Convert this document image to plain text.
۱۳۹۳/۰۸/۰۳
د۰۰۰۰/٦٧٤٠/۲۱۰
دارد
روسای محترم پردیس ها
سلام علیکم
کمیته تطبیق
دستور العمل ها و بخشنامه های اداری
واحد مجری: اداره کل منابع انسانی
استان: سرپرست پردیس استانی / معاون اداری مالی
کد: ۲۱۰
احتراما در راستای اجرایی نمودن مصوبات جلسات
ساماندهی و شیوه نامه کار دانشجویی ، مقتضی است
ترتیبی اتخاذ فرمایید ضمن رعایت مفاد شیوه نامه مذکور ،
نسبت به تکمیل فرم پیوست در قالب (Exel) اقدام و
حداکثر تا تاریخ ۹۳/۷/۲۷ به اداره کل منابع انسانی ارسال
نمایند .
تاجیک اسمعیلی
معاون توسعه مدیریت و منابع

### WHAT TO WORK ON:
Quote all of the entries verbatim.

### ANSWER:
Convert this document image to plain text.
۱۳۹۳/۰۸/۰۳
د۰۰۰۰/٦٧٤٠/۲۱۰
دارد
روسای محترم پردیس ها
سلام علیکم
کمیته تطبیق
دستور العمل ها و بخشنامه های اداری
واحد مجری: اداره کل منابع انسانی
استان: سرپرست پردیس استانی / معاون اداری مالی
کد: ۲۱۰
احتراما در راستای اجرایی نمودن مصوبات جلسات
ساماندهی و شیوه نامه کار دانشجویی ، مقتضی است
ترتیبی اتخاذ فرمایید ضمن رعایت مفاد شیوه نامه مذکور ،
نسبت به تکمیل فرم پیوست در قالب (Exel) اقدام و
حداکثر تا تاریخ ۹۳/۷/۲۷ به اداره کل منابع انسانی ارسال
نمایند .
تاجیک اسمعیلی
معاون توسعه مدیریت و منابع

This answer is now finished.